*** Opening Excerpt provided ***
We all enjoy a good cry every now and then. Statistically, women tear up at least 47 times a year, while men tear up about seven times annually. But the exact reason we cry remains somewhat of a mystery. Here’s what is known about the science of sobbing.
First, the redness. The human eye needs oxygen and nutrients, which are provided by little blood vessels. Normally these are practically invisible, but when the vessels are dilated, more blood will flow through them, which causes the eye to turn red. When we cry, the lacrimal glands in our eyes generate an increased amount of fluid (tears). In order to produce these tears, the fluid is brought from the blood supply to the glands – which enlarges the vessels. The puffiness round the eyes occurs because tears contain lots of sodium (salt). Salt causes the body to retain water, which makes the skin around the eyes look puffy.
*** Closing Excerpt provided ***
* Your tasks
a – In the text on crying, copy out the words from "We all enjoy" up to and including "eyes look puffy." word for word.
b – Using the text on crying, explain in one to three sentences why the skin around the eyes gets puffy when we cry.
c – Continue the text on crying from its last sentence.
*** Opening Given entries ***
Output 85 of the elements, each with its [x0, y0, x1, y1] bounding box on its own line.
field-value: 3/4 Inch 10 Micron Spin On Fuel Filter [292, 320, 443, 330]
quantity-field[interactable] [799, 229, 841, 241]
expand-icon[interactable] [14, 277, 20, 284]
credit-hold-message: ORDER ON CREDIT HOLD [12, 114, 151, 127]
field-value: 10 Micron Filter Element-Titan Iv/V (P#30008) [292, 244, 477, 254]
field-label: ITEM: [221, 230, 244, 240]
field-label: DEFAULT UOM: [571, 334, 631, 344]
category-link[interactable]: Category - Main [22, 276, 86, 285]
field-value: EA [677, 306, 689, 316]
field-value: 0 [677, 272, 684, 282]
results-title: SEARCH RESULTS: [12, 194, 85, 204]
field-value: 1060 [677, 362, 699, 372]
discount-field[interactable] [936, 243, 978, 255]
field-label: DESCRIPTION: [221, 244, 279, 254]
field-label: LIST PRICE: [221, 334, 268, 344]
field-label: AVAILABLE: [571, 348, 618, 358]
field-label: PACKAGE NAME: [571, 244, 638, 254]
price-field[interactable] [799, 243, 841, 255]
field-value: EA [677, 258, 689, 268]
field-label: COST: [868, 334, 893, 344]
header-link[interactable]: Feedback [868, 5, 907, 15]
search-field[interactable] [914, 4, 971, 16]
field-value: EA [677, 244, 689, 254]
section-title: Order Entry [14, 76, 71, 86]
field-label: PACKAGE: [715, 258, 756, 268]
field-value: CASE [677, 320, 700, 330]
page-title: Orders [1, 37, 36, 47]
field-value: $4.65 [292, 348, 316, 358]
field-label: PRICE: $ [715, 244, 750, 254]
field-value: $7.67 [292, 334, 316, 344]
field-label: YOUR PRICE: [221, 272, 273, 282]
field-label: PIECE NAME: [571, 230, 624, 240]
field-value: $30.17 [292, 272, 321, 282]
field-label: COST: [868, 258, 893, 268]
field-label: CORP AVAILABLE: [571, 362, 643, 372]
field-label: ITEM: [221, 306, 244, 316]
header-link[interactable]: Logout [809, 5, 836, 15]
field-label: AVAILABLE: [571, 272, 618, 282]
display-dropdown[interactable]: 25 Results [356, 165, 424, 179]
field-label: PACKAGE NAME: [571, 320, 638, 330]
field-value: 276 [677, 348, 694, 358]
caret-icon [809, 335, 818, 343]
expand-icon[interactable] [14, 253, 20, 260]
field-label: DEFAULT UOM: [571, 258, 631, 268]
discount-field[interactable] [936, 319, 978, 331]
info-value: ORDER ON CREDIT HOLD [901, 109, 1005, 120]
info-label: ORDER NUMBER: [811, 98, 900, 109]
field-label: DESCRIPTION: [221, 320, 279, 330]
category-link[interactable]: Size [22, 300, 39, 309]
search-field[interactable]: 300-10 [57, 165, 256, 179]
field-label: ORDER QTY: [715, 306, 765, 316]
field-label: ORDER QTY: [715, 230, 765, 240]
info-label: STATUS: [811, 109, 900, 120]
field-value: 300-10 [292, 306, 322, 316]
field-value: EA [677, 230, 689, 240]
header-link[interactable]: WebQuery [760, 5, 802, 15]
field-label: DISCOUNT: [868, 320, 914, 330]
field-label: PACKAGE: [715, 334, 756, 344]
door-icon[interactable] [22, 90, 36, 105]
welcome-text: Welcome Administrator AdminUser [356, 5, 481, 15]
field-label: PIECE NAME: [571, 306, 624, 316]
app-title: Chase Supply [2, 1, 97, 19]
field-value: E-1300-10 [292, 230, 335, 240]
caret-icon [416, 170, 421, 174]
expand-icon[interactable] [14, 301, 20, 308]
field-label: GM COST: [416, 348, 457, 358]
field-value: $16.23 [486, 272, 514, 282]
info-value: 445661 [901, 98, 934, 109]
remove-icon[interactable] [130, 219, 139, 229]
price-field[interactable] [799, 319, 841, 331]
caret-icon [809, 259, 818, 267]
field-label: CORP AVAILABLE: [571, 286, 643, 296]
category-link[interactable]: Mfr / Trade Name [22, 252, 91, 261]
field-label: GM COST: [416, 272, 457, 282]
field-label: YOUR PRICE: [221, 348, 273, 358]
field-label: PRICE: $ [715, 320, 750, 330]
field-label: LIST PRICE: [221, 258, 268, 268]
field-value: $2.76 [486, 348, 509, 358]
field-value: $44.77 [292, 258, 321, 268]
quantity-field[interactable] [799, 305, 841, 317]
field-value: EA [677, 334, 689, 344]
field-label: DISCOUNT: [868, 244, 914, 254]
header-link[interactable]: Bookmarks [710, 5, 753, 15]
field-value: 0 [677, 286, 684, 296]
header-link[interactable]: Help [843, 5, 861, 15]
*** Closing Given entries ***
* Answer section
a –
We all enjoy a good cry every now and then. Statistically, women tear up at least 47 times a year, while men tear up about seven times annually. But the exact reason we cry remains somewhat of a mystery. Here’s what is known about the science of sobbing.
First, the redness. The human eye needs oxygen and nutrients, which are provided by little blood vessels. Normally these are practically invisible, but when the vessels are dilated, more blood will flow through them, which causes the eye to turn red. When we cry, the lacrimal glands in our eyes generate an increased amount of fluid (tears). In order to produce these tears, the fluid is brought from the blood supply to the glands – which enlarges the vessels. The puffiness round the eyes occurs because tears contain lots of sodium (salt). Salt causes the body to retain water, which makes the skin around the eyes look puffy.

b – Tears contain a lot of sodium, which is salt. Salt makes the body hold on to water, so the skin around the eyes looks puffy.

c –
This does not explain, however, why your whole face tends to become a little bloated once you’ve turned on the waterworks. The reason for this is a little more complicated and rooted in the sympathetic nervous system, the part of our nervous system that is activated in stressful situations. When we experience danger, anger or fear, we experience a “fight or flight” response; our pupils dilate, our muscles tense up and our heart rate increases. Crying causes a similar reaction, it increases our blood flow and puts a strain on the facial muscles. The result, unfortunately, is a sick looking, miserable, and unmistakably puffy face.